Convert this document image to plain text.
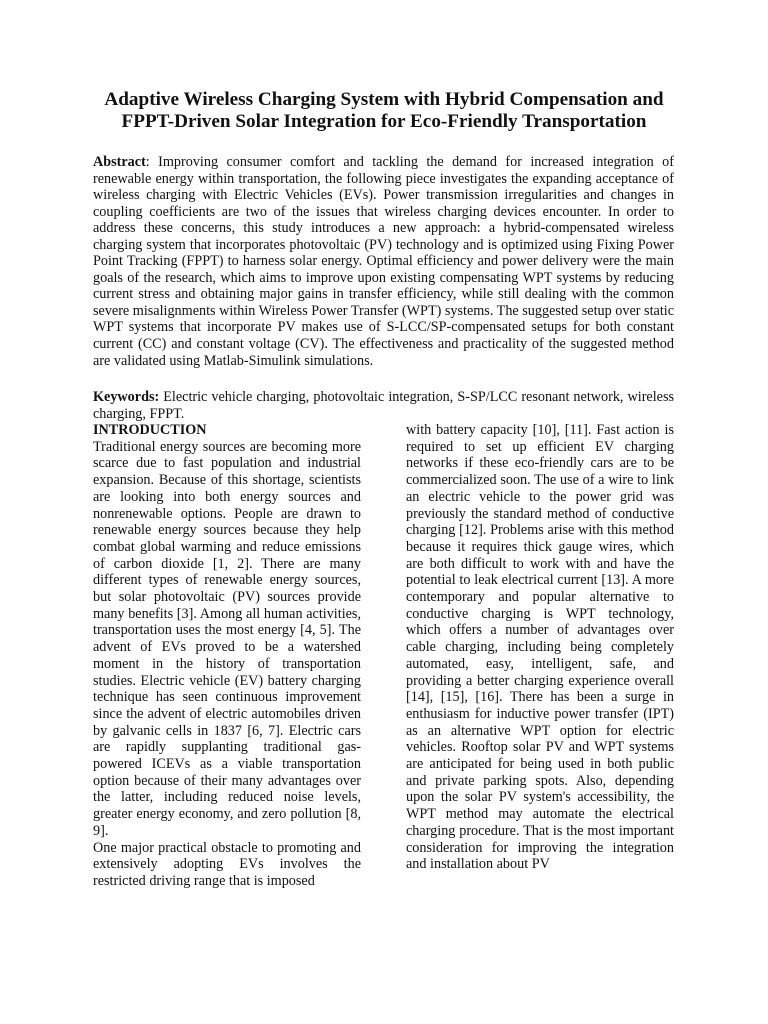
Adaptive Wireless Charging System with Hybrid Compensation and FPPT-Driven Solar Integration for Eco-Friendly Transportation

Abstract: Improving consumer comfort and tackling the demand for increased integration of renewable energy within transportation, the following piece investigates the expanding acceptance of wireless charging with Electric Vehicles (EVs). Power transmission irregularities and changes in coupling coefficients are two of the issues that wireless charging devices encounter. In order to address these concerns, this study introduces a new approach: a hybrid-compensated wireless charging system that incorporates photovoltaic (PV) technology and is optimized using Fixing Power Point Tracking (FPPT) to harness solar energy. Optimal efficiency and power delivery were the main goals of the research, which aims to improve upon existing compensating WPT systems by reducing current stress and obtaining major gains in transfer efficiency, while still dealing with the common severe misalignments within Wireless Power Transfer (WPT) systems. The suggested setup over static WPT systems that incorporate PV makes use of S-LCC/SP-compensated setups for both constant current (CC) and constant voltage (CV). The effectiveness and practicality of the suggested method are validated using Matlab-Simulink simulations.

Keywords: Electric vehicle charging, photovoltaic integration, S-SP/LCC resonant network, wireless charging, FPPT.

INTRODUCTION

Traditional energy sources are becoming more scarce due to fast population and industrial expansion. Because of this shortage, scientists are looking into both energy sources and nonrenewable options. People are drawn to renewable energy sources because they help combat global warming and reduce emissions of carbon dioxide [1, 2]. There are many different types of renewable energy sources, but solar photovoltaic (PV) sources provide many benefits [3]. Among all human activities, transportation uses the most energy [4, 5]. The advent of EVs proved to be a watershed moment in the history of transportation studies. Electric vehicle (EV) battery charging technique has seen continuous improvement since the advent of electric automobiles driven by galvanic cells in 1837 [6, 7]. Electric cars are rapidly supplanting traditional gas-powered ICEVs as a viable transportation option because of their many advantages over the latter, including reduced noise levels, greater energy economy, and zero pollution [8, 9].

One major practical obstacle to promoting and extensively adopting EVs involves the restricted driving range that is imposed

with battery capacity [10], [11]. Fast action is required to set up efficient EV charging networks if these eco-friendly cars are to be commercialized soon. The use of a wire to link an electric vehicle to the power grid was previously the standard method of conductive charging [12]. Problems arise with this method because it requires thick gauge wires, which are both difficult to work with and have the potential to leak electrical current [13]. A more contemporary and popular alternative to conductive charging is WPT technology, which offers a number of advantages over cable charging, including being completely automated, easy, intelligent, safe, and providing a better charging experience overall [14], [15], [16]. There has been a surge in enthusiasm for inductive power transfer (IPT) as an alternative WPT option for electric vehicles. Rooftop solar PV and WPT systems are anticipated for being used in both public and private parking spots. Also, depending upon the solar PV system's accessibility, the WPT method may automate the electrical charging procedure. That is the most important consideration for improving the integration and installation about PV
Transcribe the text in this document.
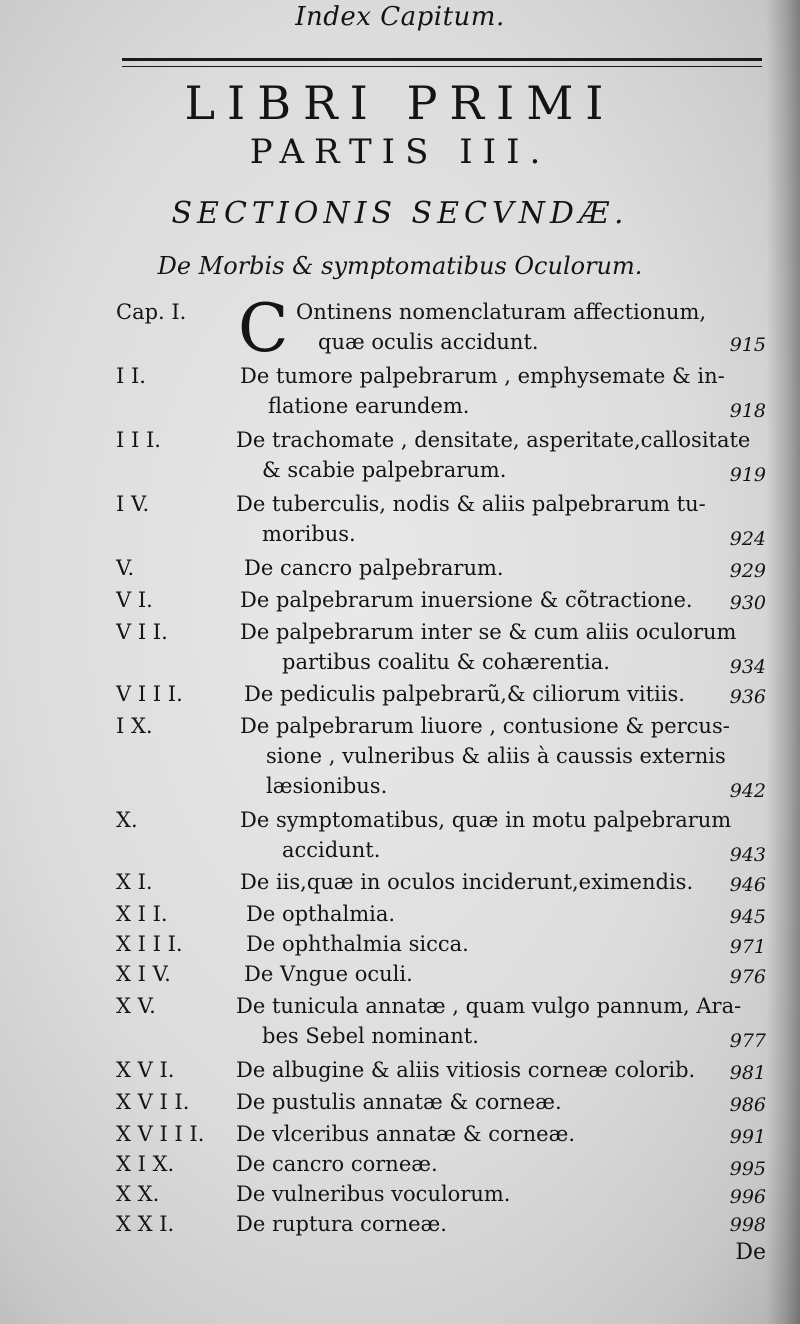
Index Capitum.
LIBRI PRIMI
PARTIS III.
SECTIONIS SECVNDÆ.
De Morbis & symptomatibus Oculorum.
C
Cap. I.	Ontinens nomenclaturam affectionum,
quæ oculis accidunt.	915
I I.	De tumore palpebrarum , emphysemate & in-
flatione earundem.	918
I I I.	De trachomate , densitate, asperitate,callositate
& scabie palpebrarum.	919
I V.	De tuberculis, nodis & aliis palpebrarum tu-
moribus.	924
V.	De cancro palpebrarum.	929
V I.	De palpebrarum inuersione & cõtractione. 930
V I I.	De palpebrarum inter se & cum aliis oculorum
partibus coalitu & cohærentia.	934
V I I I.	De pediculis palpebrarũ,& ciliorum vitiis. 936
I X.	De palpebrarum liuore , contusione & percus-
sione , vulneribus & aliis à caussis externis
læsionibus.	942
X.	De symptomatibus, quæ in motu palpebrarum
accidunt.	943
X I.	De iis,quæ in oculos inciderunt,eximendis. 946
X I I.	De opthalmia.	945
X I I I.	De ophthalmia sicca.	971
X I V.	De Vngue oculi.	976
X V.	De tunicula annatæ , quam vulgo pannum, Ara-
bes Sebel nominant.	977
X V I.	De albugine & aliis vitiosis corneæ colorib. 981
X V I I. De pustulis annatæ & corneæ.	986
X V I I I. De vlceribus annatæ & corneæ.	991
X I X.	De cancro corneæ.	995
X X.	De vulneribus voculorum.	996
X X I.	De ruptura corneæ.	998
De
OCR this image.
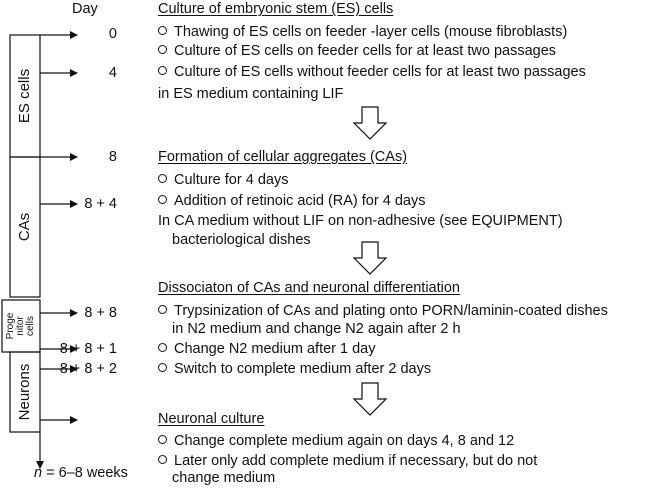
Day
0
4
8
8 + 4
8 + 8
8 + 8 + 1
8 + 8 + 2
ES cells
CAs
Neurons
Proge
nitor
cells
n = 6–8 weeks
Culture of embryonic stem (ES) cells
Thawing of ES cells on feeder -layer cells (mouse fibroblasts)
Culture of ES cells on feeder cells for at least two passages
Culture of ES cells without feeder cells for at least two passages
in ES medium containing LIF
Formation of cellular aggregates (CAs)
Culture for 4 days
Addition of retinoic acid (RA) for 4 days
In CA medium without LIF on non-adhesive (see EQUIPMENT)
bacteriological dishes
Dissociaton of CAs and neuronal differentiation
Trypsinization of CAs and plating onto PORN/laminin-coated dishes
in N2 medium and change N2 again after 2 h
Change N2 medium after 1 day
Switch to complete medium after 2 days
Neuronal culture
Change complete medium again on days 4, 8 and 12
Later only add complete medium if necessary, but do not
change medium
◆ ◆ ◆ ◆ ◆ ◆ ◆
- Task to complete: Scan the listing above for the word "document" and show each line where it is found.

- Answer section:
Convert this document image to plain text.
Transcribe the text in this document.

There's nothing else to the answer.